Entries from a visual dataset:
-- START --
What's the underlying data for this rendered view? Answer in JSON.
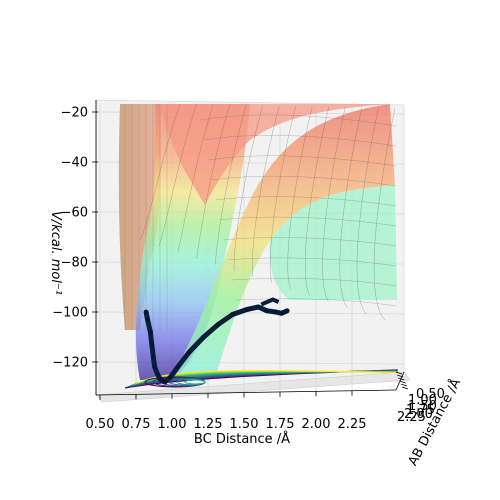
{
  "chart_data": {
    "type": "surface3d",
    "title": "",
    "xlabel": "BC Distance /Å",
    "ylabel": "AB Distance /Å",
    "zlabel": "V/kcal. mol⁻¹",
    "xlim": [
      0.5,
      2.5
    ],
    "ylim": [
      0.5,
      2.5
    ],
    "zlim": [
      -135,
      -18
    ],
    "x_ticks": [
      "0.50",
      "0.75",
      "1.00",
      "1.25",
      "1.50",
      "1.75",
      "2.00",
      "2.25"
    ],
    "y_ticks": [
      "0.50",
      "1.00",
      "1.50",
      "1.75",
      "2.00",
      "2.25"
    ],
    "z_ticks": [
      -20,
      -40,
      -60,
      -80,
      -100,
      -120
    ],
    "z_tick_labels": [
      "−20",
      "−40",
      "−60",
      "−80",
      "−100",
      "−120"
    ],
    "colormap": "jet",
    "contour_colormap": "viridis",
    "trajectory_color": "#0b1e3b",
    "trajectory": {
      "x": [
        0.82,
        0.83,
        0.85,
        0.86,
        0.87,
        0.88,
        0.9,
        0.92,
        0.95,
        0.99,
        1.04,
        1.12,
        1.22,
        1.32,
        1.42,
        1.52,
        1.6,
        1.66,
        1.72,
        1.76,
        1.8
      ],
      "z": [
        -100,
        -103,
        -108,
        -113,
        -118,
        -122,
        -125,
        -127,
        -128,
        -126,
        -122,
        -116,
        -110,
        -105,
        -101,
        -99,
        -98,
        -99.5,
        -100,
        -100.5,
        -99.5
      ]
    }
  }
}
-- END --
(STATED TASK) Repeat the material exactly as it reads, without any of its pictures.

(CORRECT RESULT)
What's the underlying data for this rendered view? Answer in JSON.
{
  "chart_data": {
    "type": "surface3d",
    "title": "",
    "xlabel": "BC Distance /Å",
    "ylabel": "AB Distance /Å",
    "zlabel": "V/kcal. mol⁻¹",
    "xlim": [
      0.5,
      2.5
    ],
    "ylim": [
      0.5,
      2.5
    ],
    "zlim": [
      -135,
      -18
    ],
    "x_ticks": [
      "0.50",
      "0.75",
      "1.00",
      "1.25",
      "1.50",
      "1.75",
      "2.00",
      "2.25"
    ],
    "y_ticks": [
      "0.50",
      "1.00",
      "1.50",
      "1.75",
      "2.00",
      "2.25"
    ],
    "z_ticks": [
      -20,
      -40,
      -60,
      -80,
      -100,
      -120
    ],
    "z_tick_labels": [
      "−20",
      "−40",
      "−60",
      "−80",
      "−100",
      "−120"
    ],
    "colormap": "jet",
    "contour_colormap": "viridis",
    "trajectory_color": "#0b1e3b",
    "trajectory": {
      "x": [
        0.82,
        0.83,
        0.85,
        0.86,
        0.87,
        0.88,
        0.9,
        0.92,
        0.95,
        0.99,
        1.04,
        1.12,
        1.22,
        1.32,
        1.42,
        1.52,
        1.6,
        1.66,
        1.72,
        1.76,
        1.8
      ],
      "z": [
        -100,
        -103,
        -108,
        -113,
        -118,
        -122,
        -125,
        -127,
        -128,
        -126,
        -122,
        -116,
        -110,
        -105,
        -101,
        -99,
        -98,
        -99.5,
        -100,
        -100.5,
        -99.5
      ]
    }
  }
}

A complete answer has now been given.